→ **Dataset records**
+++++

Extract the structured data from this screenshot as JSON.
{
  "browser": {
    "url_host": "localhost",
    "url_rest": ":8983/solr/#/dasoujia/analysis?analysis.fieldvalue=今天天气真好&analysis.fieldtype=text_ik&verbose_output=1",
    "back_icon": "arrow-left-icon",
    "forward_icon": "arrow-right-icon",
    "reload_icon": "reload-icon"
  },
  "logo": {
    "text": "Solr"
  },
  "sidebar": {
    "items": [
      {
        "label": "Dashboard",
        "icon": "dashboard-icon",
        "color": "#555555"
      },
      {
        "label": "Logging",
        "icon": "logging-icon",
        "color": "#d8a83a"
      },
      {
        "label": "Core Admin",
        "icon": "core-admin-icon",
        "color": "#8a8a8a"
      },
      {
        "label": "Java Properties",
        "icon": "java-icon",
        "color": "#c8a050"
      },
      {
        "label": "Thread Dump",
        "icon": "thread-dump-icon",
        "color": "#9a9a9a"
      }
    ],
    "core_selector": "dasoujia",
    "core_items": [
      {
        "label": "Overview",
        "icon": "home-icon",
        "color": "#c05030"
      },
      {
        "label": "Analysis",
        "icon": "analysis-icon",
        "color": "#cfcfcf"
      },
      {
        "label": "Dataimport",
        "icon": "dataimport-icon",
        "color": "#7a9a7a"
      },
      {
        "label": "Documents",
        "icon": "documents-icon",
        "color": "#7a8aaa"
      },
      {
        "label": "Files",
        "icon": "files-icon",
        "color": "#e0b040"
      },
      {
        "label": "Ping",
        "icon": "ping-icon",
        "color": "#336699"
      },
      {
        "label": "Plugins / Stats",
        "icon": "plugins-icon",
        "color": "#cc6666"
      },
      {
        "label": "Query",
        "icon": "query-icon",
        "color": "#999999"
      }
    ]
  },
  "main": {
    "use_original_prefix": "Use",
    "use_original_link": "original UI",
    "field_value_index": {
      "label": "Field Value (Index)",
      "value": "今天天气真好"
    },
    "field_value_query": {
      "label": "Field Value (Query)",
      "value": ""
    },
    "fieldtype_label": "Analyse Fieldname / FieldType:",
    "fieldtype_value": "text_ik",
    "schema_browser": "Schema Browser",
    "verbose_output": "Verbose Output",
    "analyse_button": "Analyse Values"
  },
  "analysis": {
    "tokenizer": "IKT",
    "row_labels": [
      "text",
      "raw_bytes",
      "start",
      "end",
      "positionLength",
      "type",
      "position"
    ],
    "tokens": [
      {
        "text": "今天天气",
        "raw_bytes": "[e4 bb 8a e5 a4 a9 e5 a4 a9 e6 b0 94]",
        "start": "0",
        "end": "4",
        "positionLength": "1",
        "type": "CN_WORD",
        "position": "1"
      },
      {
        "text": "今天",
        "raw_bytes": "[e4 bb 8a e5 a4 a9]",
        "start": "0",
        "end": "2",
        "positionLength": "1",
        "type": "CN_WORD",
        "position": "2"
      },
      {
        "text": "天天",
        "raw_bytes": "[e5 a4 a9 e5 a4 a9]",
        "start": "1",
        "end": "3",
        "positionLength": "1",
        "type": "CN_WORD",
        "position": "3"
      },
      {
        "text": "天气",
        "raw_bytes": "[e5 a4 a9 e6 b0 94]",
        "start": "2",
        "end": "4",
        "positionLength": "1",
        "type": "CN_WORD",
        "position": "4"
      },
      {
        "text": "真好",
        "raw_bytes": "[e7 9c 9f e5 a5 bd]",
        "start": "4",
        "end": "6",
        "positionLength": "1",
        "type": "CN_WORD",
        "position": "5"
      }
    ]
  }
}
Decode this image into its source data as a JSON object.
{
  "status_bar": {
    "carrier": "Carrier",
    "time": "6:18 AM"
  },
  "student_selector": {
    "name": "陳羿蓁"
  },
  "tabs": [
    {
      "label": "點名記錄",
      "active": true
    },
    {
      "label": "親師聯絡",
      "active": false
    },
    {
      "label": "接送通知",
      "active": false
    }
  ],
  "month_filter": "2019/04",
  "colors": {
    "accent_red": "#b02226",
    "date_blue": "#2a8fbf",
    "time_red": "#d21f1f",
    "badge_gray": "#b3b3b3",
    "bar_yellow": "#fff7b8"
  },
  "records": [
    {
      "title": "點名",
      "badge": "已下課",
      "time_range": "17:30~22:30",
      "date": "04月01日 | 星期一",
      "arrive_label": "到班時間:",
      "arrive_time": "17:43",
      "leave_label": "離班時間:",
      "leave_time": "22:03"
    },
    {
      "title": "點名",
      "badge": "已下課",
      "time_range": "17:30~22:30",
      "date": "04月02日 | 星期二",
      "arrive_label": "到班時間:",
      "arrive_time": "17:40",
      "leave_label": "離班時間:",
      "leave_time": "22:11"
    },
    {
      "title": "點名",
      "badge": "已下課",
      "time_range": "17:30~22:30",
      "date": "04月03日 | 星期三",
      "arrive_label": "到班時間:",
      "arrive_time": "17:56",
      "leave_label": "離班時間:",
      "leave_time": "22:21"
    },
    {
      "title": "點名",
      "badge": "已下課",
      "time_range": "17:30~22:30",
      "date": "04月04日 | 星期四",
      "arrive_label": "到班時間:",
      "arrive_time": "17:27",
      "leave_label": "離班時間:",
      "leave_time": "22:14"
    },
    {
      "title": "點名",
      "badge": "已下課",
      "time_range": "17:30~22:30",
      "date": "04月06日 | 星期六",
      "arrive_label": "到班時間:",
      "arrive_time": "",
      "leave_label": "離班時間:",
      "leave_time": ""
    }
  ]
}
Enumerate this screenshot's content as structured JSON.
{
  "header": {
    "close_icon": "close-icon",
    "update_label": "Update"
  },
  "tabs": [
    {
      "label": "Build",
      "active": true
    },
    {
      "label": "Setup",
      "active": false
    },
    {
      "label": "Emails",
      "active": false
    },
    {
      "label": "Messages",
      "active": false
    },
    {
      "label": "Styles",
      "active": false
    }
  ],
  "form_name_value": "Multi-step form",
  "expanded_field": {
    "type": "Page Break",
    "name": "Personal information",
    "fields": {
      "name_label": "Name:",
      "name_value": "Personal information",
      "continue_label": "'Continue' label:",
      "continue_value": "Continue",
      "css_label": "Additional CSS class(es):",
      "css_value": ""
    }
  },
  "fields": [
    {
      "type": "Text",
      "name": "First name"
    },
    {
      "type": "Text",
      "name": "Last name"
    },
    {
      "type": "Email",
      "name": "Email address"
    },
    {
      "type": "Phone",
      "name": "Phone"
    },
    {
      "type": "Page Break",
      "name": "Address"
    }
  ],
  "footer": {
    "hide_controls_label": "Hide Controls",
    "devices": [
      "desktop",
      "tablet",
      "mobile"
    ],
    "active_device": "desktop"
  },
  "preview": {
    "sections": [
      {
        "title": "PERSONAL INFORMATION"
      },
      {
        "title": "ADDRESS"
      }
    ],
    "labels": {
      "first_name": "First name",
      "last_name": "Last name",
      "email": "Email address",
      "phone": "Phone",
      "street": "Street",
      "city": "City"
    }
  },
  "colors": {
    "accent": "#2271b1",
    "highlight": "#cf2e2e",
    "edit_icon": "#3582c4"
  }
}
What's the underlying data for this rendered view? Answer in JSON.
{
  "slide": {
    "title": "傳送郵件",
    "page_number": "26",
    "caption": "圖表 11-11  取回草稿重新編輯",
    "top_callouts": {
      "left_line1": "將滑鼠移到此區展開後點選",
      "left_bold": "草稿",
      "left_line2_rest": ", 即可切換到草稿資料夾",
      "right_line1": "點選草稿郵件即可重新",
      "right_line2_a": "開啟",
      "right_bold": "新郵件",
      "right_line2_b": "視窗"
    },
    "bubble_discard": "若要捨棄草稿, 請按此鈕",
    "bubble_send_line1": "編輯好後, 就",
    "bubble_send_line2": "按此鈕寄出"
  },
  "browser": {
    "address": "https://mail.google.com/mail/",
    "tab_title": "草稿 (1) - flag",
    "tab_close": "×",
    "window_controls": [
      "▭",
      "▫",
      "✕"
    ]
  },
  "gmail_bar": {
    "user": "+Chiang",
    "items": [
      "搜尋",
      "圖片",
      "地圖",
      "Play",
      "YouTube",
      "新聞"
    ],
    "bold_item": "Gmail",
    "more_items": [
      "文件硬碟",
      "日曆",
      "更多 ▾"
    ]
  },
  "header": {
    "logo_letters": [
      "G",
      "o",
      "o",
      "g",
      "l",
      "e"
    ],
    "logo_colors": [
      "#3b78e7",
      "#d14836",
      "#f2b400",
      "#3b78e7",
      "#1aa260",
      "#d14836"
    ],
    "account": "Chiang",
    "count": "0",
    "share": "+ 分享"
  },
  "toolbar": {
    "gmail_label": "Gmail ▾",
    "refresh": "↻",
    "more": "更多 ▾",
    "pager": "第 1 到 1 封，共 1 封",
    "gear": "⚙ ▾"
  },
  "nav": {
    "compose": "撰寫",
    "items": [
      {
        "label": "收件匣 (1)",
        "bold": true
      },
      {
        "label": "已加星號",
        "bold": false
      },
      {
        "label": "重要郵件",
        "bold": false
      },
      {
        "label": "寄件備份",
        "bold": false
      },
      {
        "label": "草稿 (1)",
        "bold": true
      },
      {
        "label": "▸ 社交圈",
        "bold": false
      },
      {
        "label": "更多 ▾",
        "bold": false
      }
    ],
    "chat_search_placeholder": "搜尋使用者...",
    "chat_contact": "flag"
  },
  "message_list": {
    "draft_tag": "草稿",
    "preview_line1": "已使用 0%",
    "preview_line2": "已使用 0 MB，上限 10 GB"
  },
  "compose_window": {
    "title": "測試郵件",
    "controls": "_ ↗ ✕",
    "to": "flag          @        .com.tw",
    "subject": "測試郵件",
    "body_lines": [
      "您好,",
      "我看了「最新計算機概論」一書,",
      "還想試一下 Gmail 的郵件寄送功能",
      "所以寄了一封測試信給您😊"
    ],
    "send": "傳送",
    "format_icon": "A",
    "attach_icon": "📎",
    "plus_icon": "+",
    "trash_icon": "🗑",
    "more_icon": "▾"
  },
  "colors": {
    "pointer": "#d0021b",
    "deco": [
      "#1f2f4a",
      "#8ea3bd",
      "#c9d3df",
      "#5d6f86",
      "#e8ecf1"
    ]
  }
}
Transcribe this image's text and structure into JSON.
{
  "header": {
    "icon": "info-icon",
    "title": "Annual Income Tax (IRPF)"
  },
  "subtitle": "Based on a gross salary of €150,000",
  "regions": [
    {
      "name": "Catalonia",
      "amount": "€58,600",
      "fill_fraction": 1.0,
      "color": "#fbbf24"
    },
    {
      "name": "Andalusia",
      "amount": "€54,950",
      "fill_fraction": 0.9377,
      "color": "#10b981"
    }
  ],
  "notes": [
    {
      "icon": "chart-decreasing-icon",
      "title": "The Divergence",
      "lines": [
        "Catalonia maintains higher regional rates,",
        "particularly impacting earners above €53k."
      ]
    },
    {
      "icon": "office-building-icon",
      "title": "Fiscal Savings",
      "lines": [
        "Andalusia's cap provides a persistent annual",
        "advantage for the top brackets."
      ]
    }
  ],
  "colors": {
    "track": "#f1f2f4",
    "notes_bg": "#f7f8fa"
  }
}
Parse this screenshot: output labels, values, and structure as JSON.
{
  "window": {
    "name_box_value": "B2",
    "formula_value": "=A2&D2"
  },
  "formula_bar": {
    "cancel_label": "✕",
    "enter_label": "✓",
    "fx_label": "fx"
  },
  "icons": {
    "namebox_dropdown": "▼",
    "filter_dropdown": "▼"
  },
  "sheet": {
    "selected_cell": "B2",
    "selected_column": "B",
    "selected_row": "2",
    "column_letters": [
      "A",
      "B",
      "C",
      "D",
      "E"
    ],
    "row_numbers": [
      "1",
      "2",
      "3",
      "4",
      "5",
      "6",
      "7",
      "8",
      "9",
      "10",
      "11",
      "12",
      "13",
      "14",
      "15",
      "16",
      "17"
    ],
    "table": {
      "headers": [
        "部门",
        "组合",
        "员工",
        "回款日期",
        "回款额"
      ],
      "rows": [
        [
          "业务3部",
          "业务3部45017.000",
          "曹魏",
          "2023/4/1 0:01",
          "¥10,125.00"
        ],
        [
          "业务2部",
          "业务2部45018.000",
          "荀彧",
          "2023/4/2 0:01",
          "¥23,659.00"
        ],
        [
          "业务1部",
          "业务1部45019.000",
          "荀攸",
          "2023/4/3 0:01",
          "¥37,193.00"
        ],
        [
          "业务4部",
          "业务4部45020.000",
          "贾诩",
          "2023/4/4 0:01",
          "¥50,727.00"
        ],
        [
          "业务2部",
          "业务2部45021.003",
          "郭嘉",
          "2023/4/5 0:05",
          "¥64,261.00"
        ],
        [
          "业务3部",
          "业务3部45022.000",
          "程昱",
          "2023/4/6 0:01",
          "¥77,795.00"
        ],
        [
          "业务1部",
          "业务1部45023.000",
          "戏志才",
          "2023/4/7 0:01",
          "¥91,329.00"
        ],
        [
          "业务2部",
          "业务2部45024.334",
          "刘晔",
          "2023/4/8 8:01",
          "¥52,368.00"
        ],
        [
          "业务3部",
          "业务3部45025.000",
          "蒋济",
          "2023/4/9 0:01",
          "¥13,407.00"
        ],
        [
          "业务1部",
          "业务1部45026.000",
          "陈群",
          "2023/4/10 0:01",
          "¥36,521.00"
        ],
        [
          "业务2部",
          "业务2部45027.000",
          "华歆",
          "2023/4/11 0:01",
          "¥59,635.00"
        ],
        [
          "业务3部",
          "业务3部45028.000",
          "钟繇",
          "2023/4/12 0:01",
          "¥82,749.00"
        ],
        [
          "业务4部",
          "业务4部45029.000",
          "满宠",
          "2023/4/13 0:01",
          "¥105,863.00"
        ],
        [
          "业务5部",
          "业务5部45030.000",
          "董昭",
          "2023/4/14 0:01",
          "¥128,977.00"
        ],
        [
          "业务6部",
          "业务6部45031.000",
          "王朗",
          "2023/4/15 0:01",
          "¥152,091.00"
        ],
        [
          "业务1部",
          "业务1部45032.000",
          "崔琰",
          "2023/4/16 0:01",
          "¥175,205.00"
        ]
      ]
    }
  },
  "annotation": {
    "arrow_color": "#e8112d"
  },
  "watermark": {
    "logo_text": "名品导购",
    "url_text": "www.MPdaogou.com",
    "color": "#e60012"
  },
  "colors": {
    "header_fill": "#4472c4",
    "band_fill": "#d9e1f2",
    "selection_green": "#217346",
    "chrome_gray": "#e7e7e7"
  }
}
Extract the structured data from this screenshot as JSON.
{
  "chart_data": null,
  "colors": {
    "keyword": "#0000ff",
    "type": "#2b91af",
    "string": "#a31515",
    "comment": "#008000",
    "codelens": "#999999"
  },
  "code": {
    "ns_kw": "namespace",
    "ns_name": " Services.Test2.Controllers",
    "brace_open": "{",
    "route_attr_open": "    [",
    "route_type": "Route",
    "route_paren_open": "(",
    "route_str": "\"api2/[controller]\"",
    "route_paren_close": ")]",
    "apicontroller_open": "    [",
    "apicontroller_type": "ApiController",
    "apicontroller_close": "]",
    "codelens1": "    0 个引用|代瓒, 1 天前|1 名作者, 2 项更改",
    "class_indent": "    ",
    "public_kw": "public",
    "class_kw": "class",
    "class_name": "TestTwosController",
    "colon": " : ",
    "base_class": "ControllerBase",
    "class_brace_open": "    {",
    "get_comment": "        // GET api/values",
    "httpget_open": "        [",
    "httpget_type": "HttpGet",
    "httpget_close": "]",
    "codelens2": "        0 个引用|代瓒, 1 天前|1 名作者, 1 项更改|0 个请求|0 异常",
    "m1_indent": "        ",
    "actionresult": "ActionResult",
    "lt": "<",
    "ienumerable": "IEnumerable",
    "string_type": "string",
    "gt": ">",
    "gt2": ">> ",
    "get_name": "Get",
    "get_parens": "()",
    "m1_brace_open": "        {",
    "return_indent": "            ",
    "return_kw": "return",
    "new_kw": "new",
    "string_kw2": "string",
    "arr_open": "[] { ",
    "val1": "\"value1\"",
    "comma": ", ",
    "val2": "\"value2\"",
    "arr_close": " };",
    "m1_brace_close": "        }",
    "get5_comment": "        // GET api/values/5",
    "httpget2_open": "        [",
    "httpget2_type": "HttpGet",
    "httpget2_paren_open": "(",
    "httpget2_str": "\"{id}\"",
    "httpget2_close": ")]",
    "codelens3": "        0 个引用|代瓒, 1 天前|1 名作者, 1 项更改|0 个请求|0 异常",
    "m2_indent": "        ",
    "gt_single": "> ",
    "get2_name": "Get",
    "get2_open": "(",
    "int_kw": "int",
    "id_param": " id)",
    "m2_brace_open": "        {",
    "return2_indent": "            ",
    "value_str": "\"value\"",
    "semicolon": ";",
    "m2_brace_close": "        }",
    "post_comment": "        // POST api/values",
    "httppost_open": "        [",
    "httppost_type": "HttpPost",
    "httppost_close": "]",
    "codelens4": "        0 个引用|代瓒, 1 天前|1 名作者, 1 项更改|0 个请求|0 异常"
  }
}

+++++

→ **WORK TO BE COMPLETED**
Pull out all lines of the data with the string "dasoujia".

→ **THE RESULT**
    "url_rest": ":8983/solr/#/dasoujia/analysis?analysis.fieldvalue=今天天气真好&analysis.fieldtype=text_ik&verbose_output=1",
    "core_selector": "dasoujia",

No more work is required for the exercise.